**Task details**: Copy everything in the data below from the line that contains "- scatter-point: [592, 1228, 596, 1232]" down to the line that contains "- scatter-point: [768, 1175, 772, 1179]", swapping "scatter-point" for "plot-point" and leaving everything else unchanged.

**Given information**:
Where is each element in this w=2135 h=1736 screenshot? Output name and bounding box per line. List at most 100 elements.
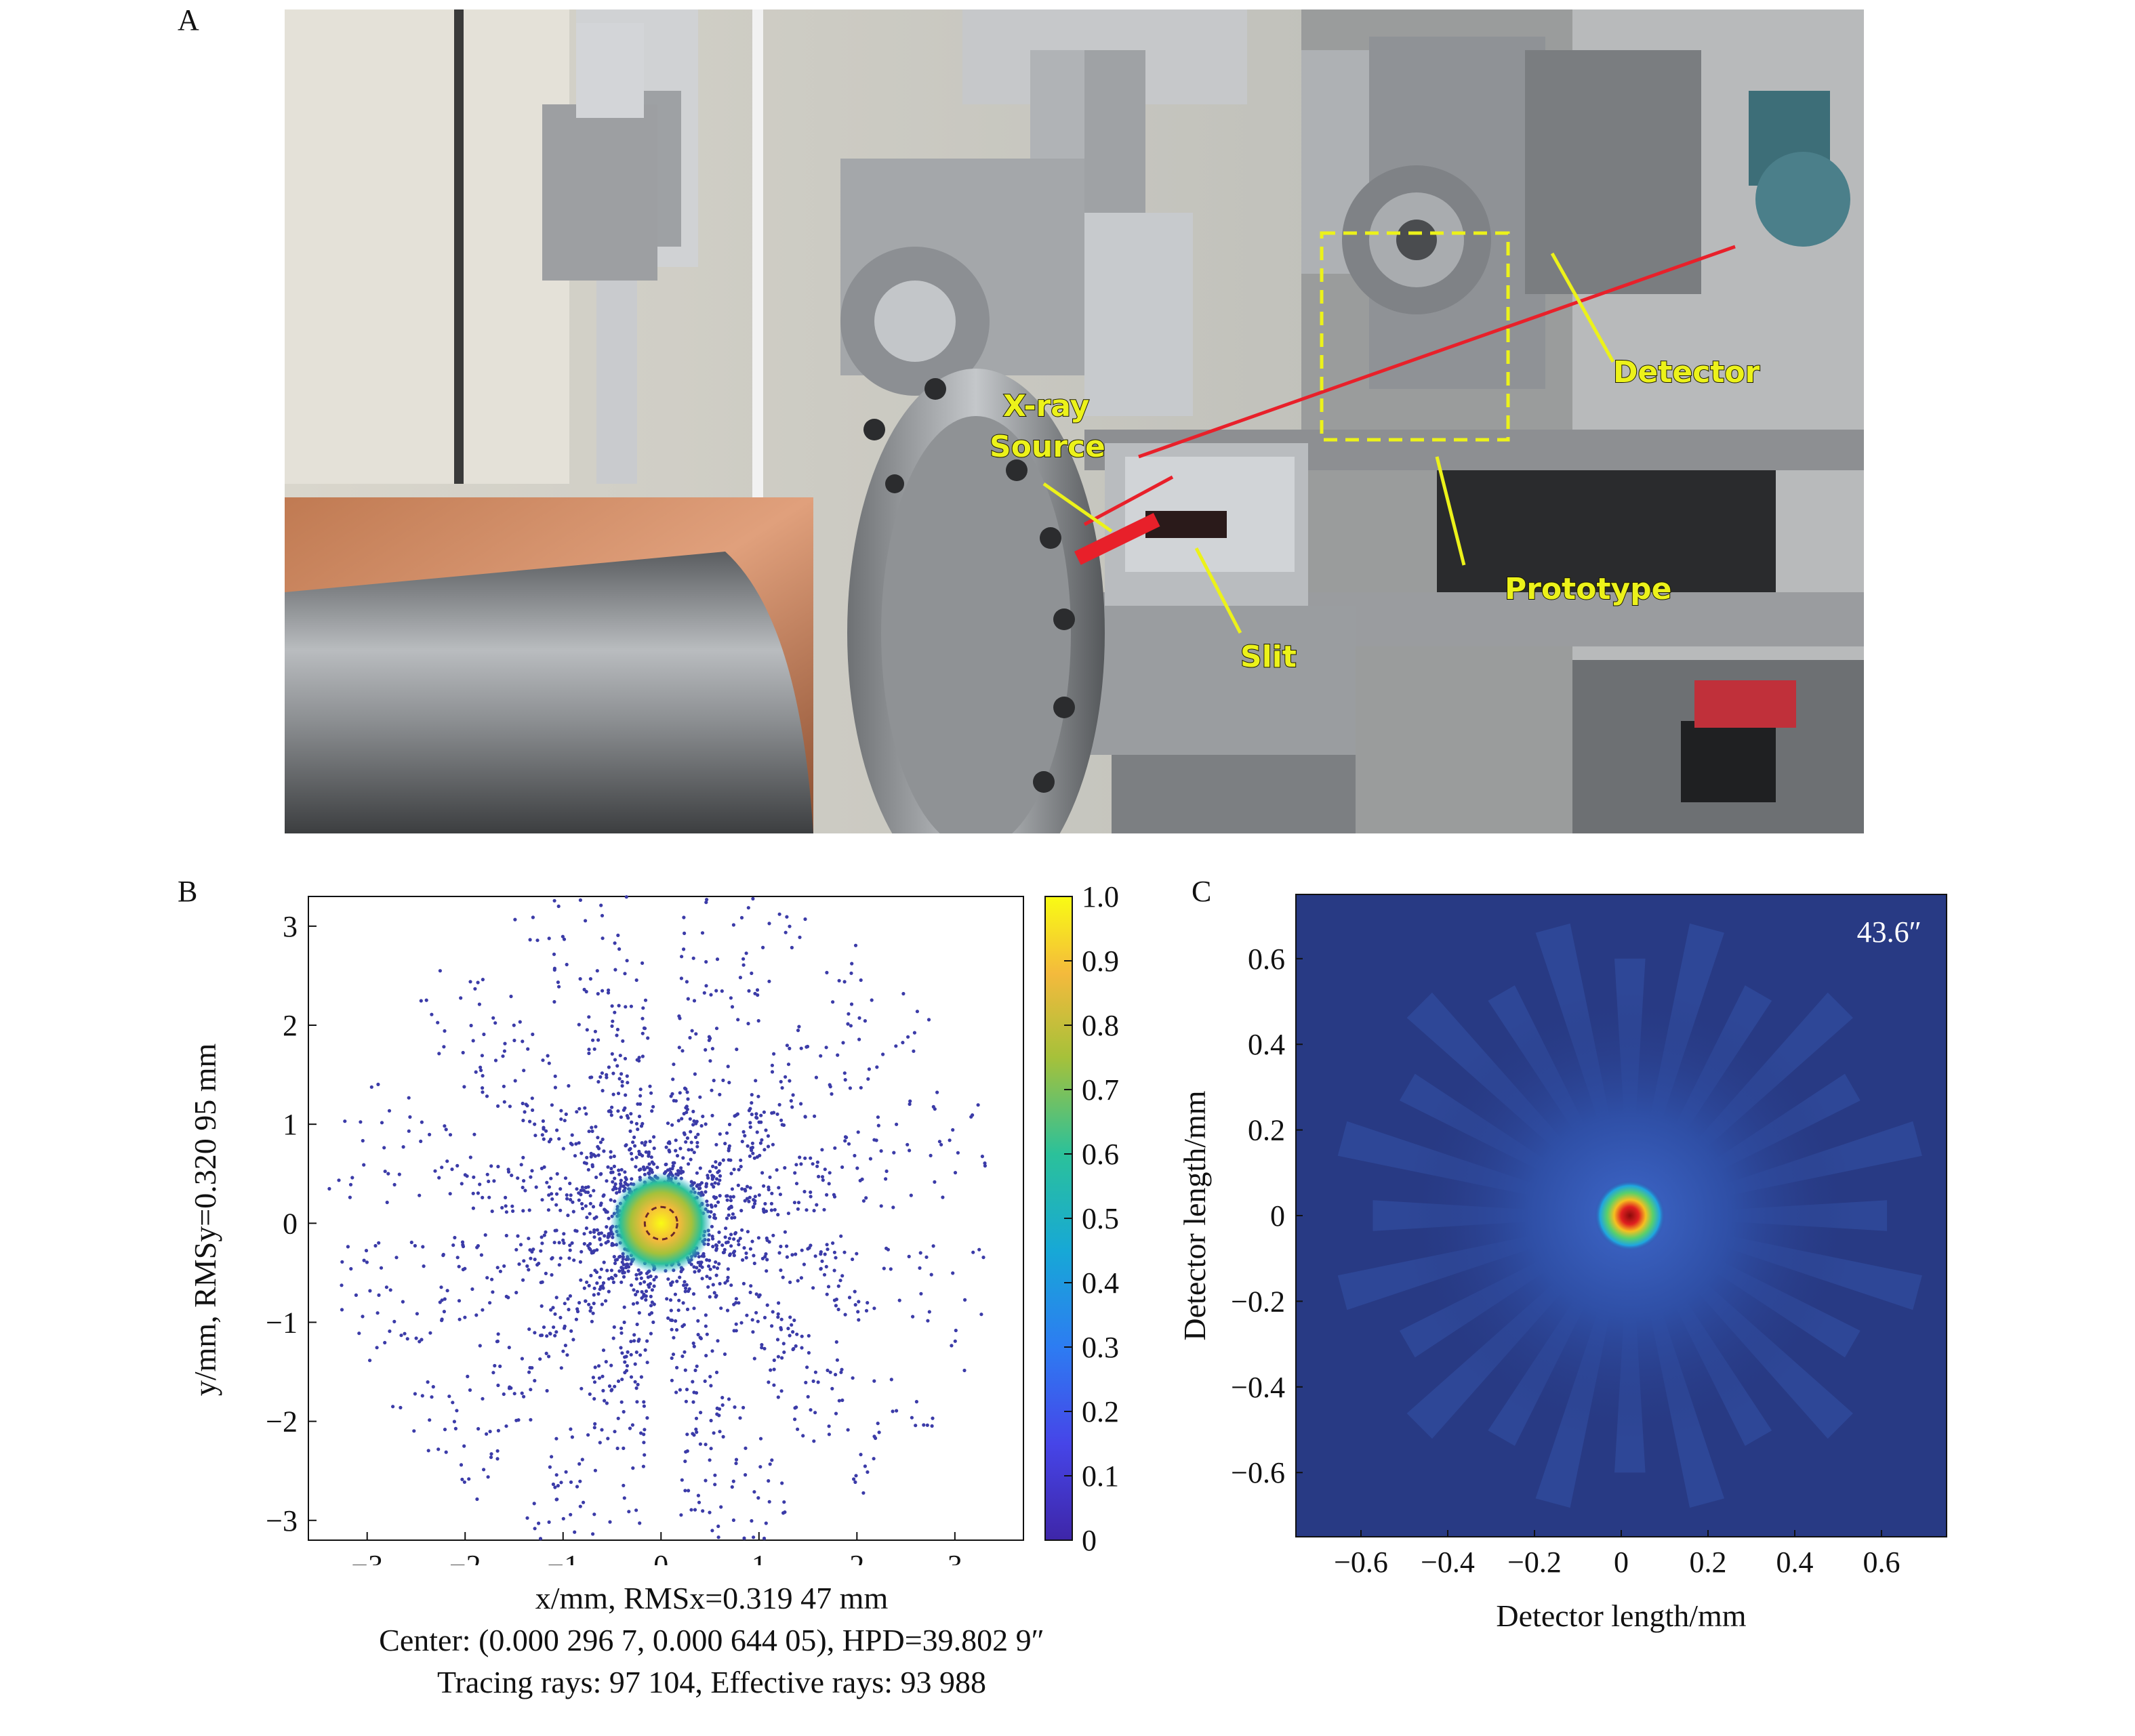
- scatter-point: [592, 1228, 596, 1232]
- scatter-point: [448, 1133, 453, 1137]
- scatter-point: [580, 1185, 585, 1189]
- scatter-point: [800, 1334, 804, 1338]
- scatter-point: [734, 1301, 738, 1305]
- scatter-point: [720, 1243, 725, 1247]
- scatter-point: [750, 1239, 754, 1243]
- scatter-point: [385, 1200, 389, 1205]
- label-xray-source-1: X-ray: [1003, 389, 1089, 423]
- scatter-point: [794, 1182, 799, 1186]
- scatter-point: [691, 1380, 695, 1384]
- scatter-point: [593, 1268, 597, 1273]
- scatter-point: [727, 1081, 731, 1085]
- scatter-point: [713, 1216, 718, 1220]
- scatter-point: [733, 1114, 737, 1118]
- scatter-point: [552, 952, 556, 956]
- scatter-point: [782, 1350, 786, 1355]
- scatter-point: [741, 1130, 746, 1134]
- scatter-point: [953, 1339, 957, 1343]
- scatter-point: [709, 1203, 713, 1207]
- scatter-point: [733, 1405, 737, 1409]
- experiment-photo-illustration: X-ray Source Slit Prototype Detector: [285, 9, 1864, 833]
- scatter-point: [977, 1247, 981, 1252]
- scatter-point: [718, 1178, 722, 1182]
- scatter-point: [569, 1197, 573, 1202]
- scatter-point: [553, 1334, 557, 1338]
- scatter-point: [561, 1238, 565, 1242]
- scatter-point: [699, 1411, 703, 1415]
- scatter-point: [596, 1364, 601, 1368]
- scatter-point: [866, 1470, 870, 1474]
- scatter-point: [633, 1380, 637, 1384]
- scatter-point: [694, 1391, 699, 1395]
- scatter-point: [780, 1481, 784, 1485]
- scatter-point: [851, 1376, 855, 1380]
- x-tick-label-c: −0.2: [1507, 1546, 1562, 1579]
- scatter-point: [768, 1175, 772, 1179]
- scatter-point: [740, 1140, 744, 1144]
- scatter-point: [704, 1313, 708, 1317]
- scatter-point: [762, 1315, 767, 1320]
- scatter-point: [753, 1199, 757, 1203]
- scatter-point: [743, 1199, 747, 1203]
- scatter-point: [561, 934, 565, 938]
- scatter-point: [533, 1331, 537, 1335]
- scatter-point: [891, 1205, 895, 1210]
- scatter-point: [610, 1105, 614, 1109]
- scatter-point: [755, 1130, 759, 1134]
- scatter-point: [852, 1477, 856, 1481]
- scatter-point: [571, 1210, 575, 1214]
- scatter-point: [711, 1283, 715, 1287]
- scatter-point: [927, 1310, 931, 1314]
- scatter-point: [620, 1351, 624, 1355]
- scatter-point: [954, 1328, 958, 1333]
- scatter-point: [739, 1209, 744, 1213]
- scatter-point: [622, 1305, 626, 1309]
- scatter-point: [686, 1097, 690, 1101]
- scatter-point: [554, 1473, 558, 1477]
- scatter-point: [650, 1300, 654, 1304]
- scatter-point: [670, 1327, 674, 1331]
- scatter-point: [740, 1228, 744, 1232]
- scatter-point: [575, 1229, 579, 1233]
- scatter-point: [691, 1292, 696, 1296]
- scatter-point: [788, 924, 792, 928]
- scatter-point: [794, 1344, 798, 1348]
- scatter-point: [707, 1035, 711, 1039]
- scatter-point: [729, 1195, 733, 1199]
- scatter-point: [591, 1376, 596, 1380]
- scatter-point: [836, 1053, 840, 1057]
- scatter-point: [700, 1265, 704, 1269]
- scatter-point: [705, 898, 709, 902]
- scatter-point: [561, 1146, 565, 1151]
- scatter-point: [600, 1428, 604, 1432]
- scatter-point: [438, 1300, 442, 1304]
- scatter-point: [564, 1112, 568, 1116]
- scatter-point: [870, 998, 874, 1002]
- scatter-point: [765, 1238, 769, 1242]
- scatter-point: [495, 1457, 500, 1461]
- scatter-point: [636, 1268, 640, 1273]
- scatter-point: [752, 1490, 756, 1494]
- scatter-point: [596, 1153, 601, 1157]
- scatter-point: [550, 1455, 554, 1459]
- scatter-point: [726, 1267, 730, 1271]
- scatter-point: [623, 1106, 627, 1110]
- scatter-point: [935, 1090, 939, 1094]
- scatter-point: [613, 1384, 617, 1388]
- scatter-point: [833, 1146, 837, 1150]
- scatter-point: [691, 1341, 695, 1345]
- scatter-point: [478, 1344, 482, 1348]
- scatter-point: [561, 1516, 565, 1521]
- scatter-point: [683, 1280, 687, 1284]
- scatter-point: [666, 1316, 670, 1320]
- scatter-point: [790, 945, 794, 950]
- scatter-point: [611, 1170, 615, 1174]
- scatter-point: [630, 1157, 634, 1161]
- scatter-point: [672, 1336, 676, 1340]
- scatter-point: [635, 1289, 640, 1294]
- scatter-point: [704, 1048, 708, 1052]
- scatter-point: [761, 1207, 766, 1212]
- scatter-point: [592, 1293, 596, 1297]
- x-tick-label: 0: [653, 1549, 668, 1565]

**Full response**:
- plot-point: [592, 1228, 596, 1232]
- plot-point: [448, 1133, 453, 1137]
- plot-point: [580, 1185, 585, 1189]
- plot-point: [800, 1334, 804, 1338]
- plot-point: [734, 1301, 738, 1305]
- plot-point: [720, 1243, 725, 1247]
- plot-point: [750, 1239, 754, 1243]
- plot-point: [385, 1200, 389, 1205]
- label-xray-source-1: X-ray: [1003, 389, 1089, 423]
- plot-point: [794, 1182, 799, 1186]
- plot-point: [691, 1380, 695, 1384]
- plot-point: [593, 1268, 597, 1273]
- plot-point: [727, 1081, 731, 1085]
- plot-point: [713, 1216, 718, 1220]
- plot-point: [733, 1114, 737, 1118]
- plot-point: [552, 952, 556, 956]
- plot-point: [782, 1350, 786, 1355]
- plot-point: [741, 1130, 746, 1134]
- plot-point: [953, 1339, 957, 1343]
- plot-point: [709, 1203, 713, 1207]
- plot-point: [733, 1405, 737, 1409]
- experiment-photo-illustration: X-ray Source Slit Prototype Detector: [285, 9, 1864, 833]
- plot-point: [977, 1247, 981, 1252]
- plot-point: [718, 1178, 722, 1182]
- plot-point: [569, 1197, 573, 1202]
- plot-point: [553, 1334, 557, 1338]
- plot-point: [561, 1238, 565, 1242]
- plot-point: [699, 1411, 703, 1415]
- plot-point: [596, 1364, 601, 1368]
- plot-point: [866, 1470, 870, 1474]
- plot-point: [633, 1380, 637, 1384]
- plot-point: [694, 1391, 699, 1395]
- plot-point: [780, 1481, 784, 1485]
- plot-point: [851, 1376, 855, 1380]
- x-tick-label-c: −0.2: [1507, 1546, 1562, 1579]
- plot-point: [768, 1175, 772, 1179]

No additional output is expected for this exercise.